WHAT IS EXPECTED:
Within the records that follow, find every line containing the string "Infos". Copy those lines.

Collection entries
....
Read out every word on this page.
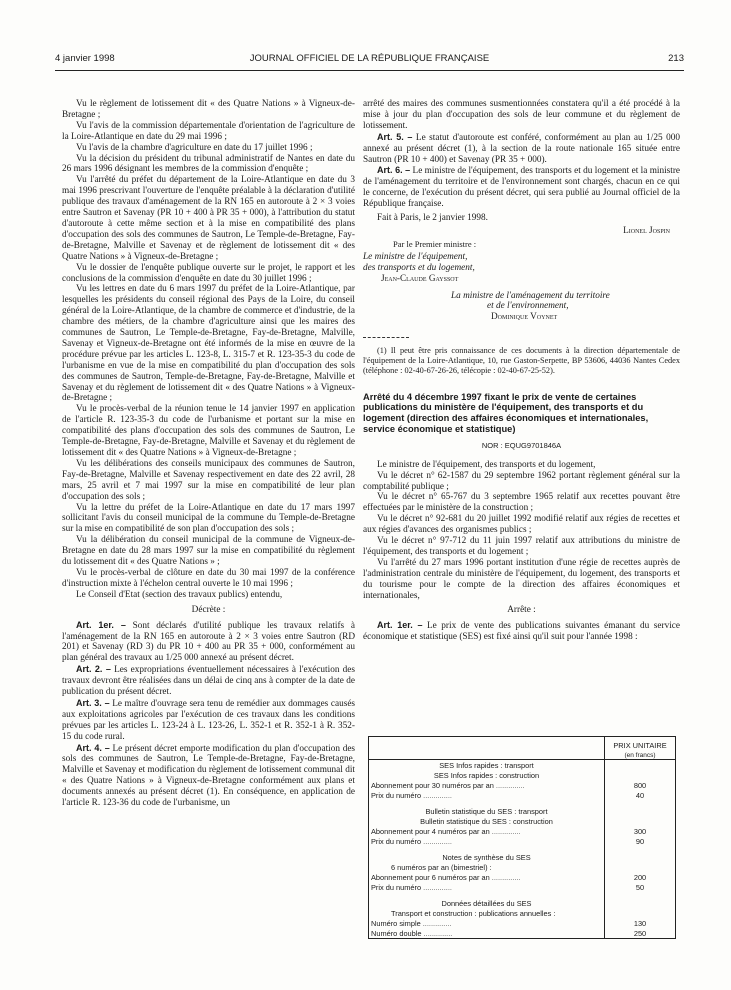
4 janvier 1998	JOURNAL OFFICIEL DE LA RÉPUBLIQUE FRANÇAISE	213

Vu le règlement de lotissement dit « des Quatre Nations » à Vigneux-de-Bretagne ;

Vu l'avis de la commission départementale d'orientation de l'agriculture de la Loire-Atlantique en date du 29 mai 1996 ;

Vu l'avis de la chambre d'agriculture en date du 17 juillet 1996 ;

Vu la décision du président du tribunal administratif de Nantes en date du 26 mars 1996 désignant les membres de la commission d'enquête ;

Vu l'arrêté du préfet du département de la Loire-Atlantique en date du 3 mai 1996 prescrivant l'ouverture de l'enquête préalable à la déclaration d'utilité publique des travaux d'aménagement de la RN 165 en autoroute à 2 × 3 voies entre Sautron et Savenay (PR 10 + 400 à PR 35 + 000), à l'attribution du statut d'autoroute à cette même section et à la mise en compatibilité des plans d'occupation des sols des communes de Sautron, Le Temple-de-Bretagne, Fay-de-Bretagne, Malville et Savenay et de règlement de lotissement dit « des Quatre Nations » à Vigneux-de-Bretagne ;

Vu le dossier de l'enquête publique ouverte sur le projet, le rapport et les conclusions de la commission d'enquête en date du 30 juillet 1996 ;

Vu les lettres en date du 6 mars 1997 du préfet de la Loire-Atlantique, par lesquelles les présidents du conseil régional des Pays de la Loire, du conseil général de la Loire-Atlantique, de la chambre de commerce et d'industrie, de la chambre des métiers, de la chambre d'agriculture ainsi que les maires des communes de Sautron, Le Temple-de-Bretagne, Fay-de-Bretagne, Malville, Savenay et Vigneux-de-Bretagne ont été informés de la mise en œuvre de la procédure prévue par les articles L. 123-8, L. 315-7 et R. 123-35-3 du code de l'urbanisme en vue de la mise en compatibilité du plan d'occupation des sols des communes de Sautron, Temple-de-Bretagne, Fay-de-Bretagne, Malville et Savenay et du règlement de lotissement dit « des Quatre Nations » à Vigneux-de-Bretagne ;

Vu le procès-verbal de la réunion tenue le 14 janvier 1997 en application de l'article R. 123-35-3 du code de l'urbanisme et portant sur la mise en compatibilité des plans d'occupation des sols des communes de Sautron, Le Temple-de-Bretagne, Fay-de-Bretagne, Malville et Savenay et du règlement de lotissement dit « des Quatre Nations » à Vigneux-de-Bretagne ;

Vu les délibérations des conseils municipaux des communes de Sautron, Fay-de-Bretagne, Malville et Savenay respectivement en date des 22 avril, 28 mars, 25 avril et 7 mai 1997 sur la mise en compatibilité de leur plan d'occupation des sols ;

Vu la lettre du préfet de la Loire-Atlantique en date du 17 mars 1997 sollicitant l'avis du conseil municipal de la commune du Temple-de-Bretagne sur la mise en compatibilité de son plan d'occupation des sols ;

Vu la délibération du conseil municipal de la commune de Vigneux-de-Bretagne en date du 28 mars 1997 sur la mise en compatibilité du règlement du lotissement dit « des Quatre Nations » ;

Vu le procès-verbal de clôture en date du 30 mai 1997 de la conférence d'instruction mixte à l'échelon central ouverte le 10 mai 1996 ;

Le Conseil d'Etat (section des travaux publics) entendu,

Décrète :

Art. 1er. – Sont déclarés d'utilité publique les travaux relatifs à l'aménagement de la RN 165 en autoroute à 2 × 3 voies entre Sautron (RD 201) et Savenay (RD 3) du PR 10 + 400 au PR 35 + 000, conformément au plan général des travaux au 1/25 000 annexé au présent décret.

Art. 2. – Les expropriations éventuellement nécessaires à l'exécution des travaux devront être réalisées dans un délai de cinq ans à compter de la date de publication du présent décret.

Art. 3. – Le maître d'ouvrage sera tenu de remédier aux dommages causés aux exploitations agricoles par l'exécution de ces travaux dans les conditions prévues par les articles L. 123-24 à L. 123-26, L. 352-1 et R. 352-1 à R. 352-15 du code rural.

Art. 4. – Le présent décret emporte modification du plan d'occupation des sols des communes de Sautron, Le Temple-de-Bretagne, Fay-de-Bretagne, Malville et Savenay et modification du règlement de lotissement communal dit « des Quatre Nations » à Vigneux-de-Bretagne conformément aux plans et documents annexés au présent décret (1). En conséquence, en application de l'article R. 123-36 du code de l'urbanisme, un

arrêté des maires des communes susmentionnées constatera qu'il a été procédé à la mise à jour du plan d'occupation des sols de leur commune et du règlement de lotissement.

Art. 5. – Le statut d'autoroute est conféré, conformément au plan au 1/25 000 annexé au présent décret (1), à la section de la route nationale 165 située entre Sautron (PR 10 + 400) et Savenay (PR 35 + 000).

Art. 6. – Le ministre de l'équipement, des transports et du logement et la ministre de l'aménagement du territoire et de l'environnement sont chargés, chacun en ce qui le concerne, de l'exécution du présent décret, qui sera publié au Journal officiel de la République française.

Fait à Paris, le 2 janvier 1998.

Lionel Jospin

Par le Premier ministre :

Le ministre de l'équipement,

des transports et du logement,

Jean-Claude Gayssot

La ministre de l'aménagement du territoire

et de l'environnement,

Dominique Voynet

(1) Il peut être pris connaissance de ces documents à la direction départementale de l'équipement de la Loire-Atlantique, 10, rue Gaston-Serpette, BP 53606, 44036 Nantes Cedex (téléphone : 02-40-67-26-26, télécopie : 02-40-67-25-52).

Arrêté du 4 décembre 1997 fixant le prix de vente de certaines publications du ministère de l'équipement, des transports et du logement (direction des affaires économiques et internationales, service économique et statistique)

NOR : EQUG9701846A

Le ministre de l'équipement, des transports et du logement,

Vu le décret n° 62-1587 du 29 septembre 1962 portant règlement général sur la comptabilité publique ;

Vu le décret n° 65-767 du 3 septembre 1965 relatif aux recettes pouvant être effectuées par le ministère de la construction ;

Vu le décret n° 92-681 du 20 juillet 1992 modifié relatif aux régies de recettes et aux régies d'avances des organismes publics ;

Vu le décret n° 97-712 du 11 juin 1997 relatif aux attributions du ministre de l'équipement, des transports et du logement ;

Vu l'arrêté du 27 mars 1996 portant institution d'une régie de recettes auprès de l'administration centrale du ministère de l'équipement, du logement, des transports et du tourisme pour le compte de la direction des affaires économiques et internationales,

Arrête :

Art. 1er. – Le prix de vente des publications suivantes émanant du service économique et statistique (SES) est fixé ainsi qu'il suit pour l'année 1998 :

	PRIX UNITAIRE
(en francs)
SES Infos rapides : transport	
SES Infos rapides : construction	
Abonnement pour 30 numéros par an ..............	800
Prix du numéro ..............	40

Bulletin statistique du SES : transport	
Bulletin statistique du SES : construction	
Abonnement pour 4 numéros par an ..............	300
Prix du numéro ..............	90

Notes de synthèse du SES	
6 numéros par an (bimestriel) :	
Abonnement pour 6 numéros par an ..............	200
Prix du numéro ..............	50

Données détaillées du SES	
Transport et construction : publications annuelles :	
Numéro simple ..............	130
Numéro double ..............	250
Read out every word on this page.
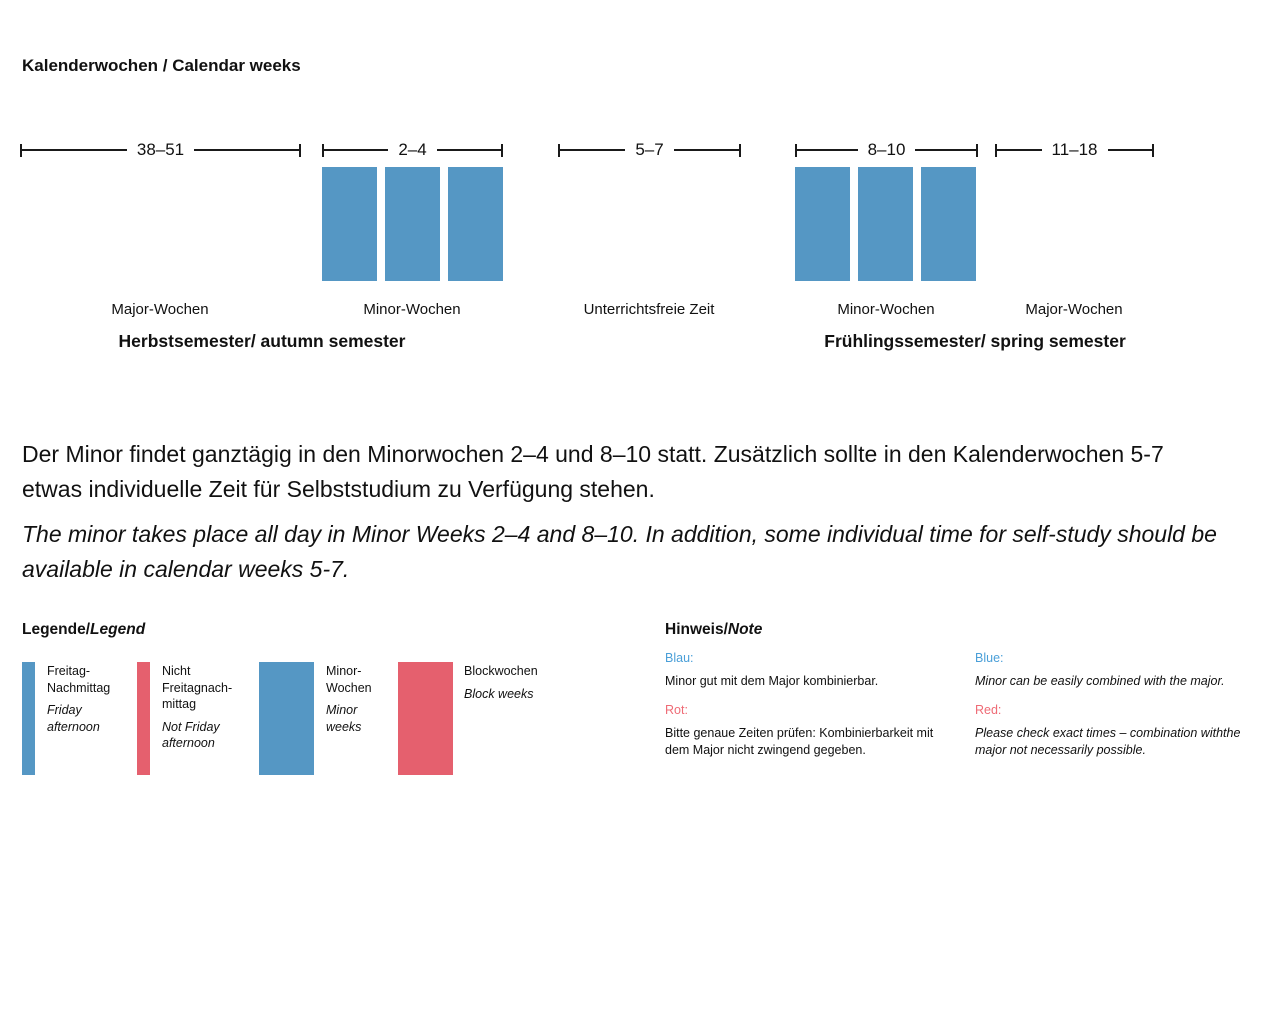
Kalenderwochen / Calendar weeks
38–51	2–4	5–7	8–10	11–18
Major-Wochen	Minor-Wochen	Unterrichtsfreie Zeit	Minor-Wochen	Major-Wochen
Herbstsemester/ autumn semester	Frühlingssemester/ spring semester

Der Minor findet ganztägig in den Minorwochen 2–4 und 8–10 statt. Zusätzlich sollte in den Kalenderwochen 5-7 etwas individuelle Zeit für Selbststudium zu Verfügung stehen.

The minor takes place all day in Minor Weeks 2–4 and 8–10. In addition, some individual time for self-study should be available in calendar weeks 5-7.

Legende/Legend
Freitag-Nachmittag
Friday afternoon
Nicht Freitagnach-mittag
Not Friday afternoon
Minor-Wochen
Minor weeks
Blockwochen
Block weeks
Hinweis/Note

Blau:

Minor gut mit dem Major kombinierbar.

Rot:

Bitte genaue Zeiten prüfen: Kombinierbarkeit mit dem Major nicht zwingend gegeben.

Blue:

Minor can be easily combined with the major.

Red:

Please check exact times – combination withthe major not necessarily possible.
....
RESPONSE TO THE TASK:
SES Infos rapides : transport	
SES Infos rapides : construction	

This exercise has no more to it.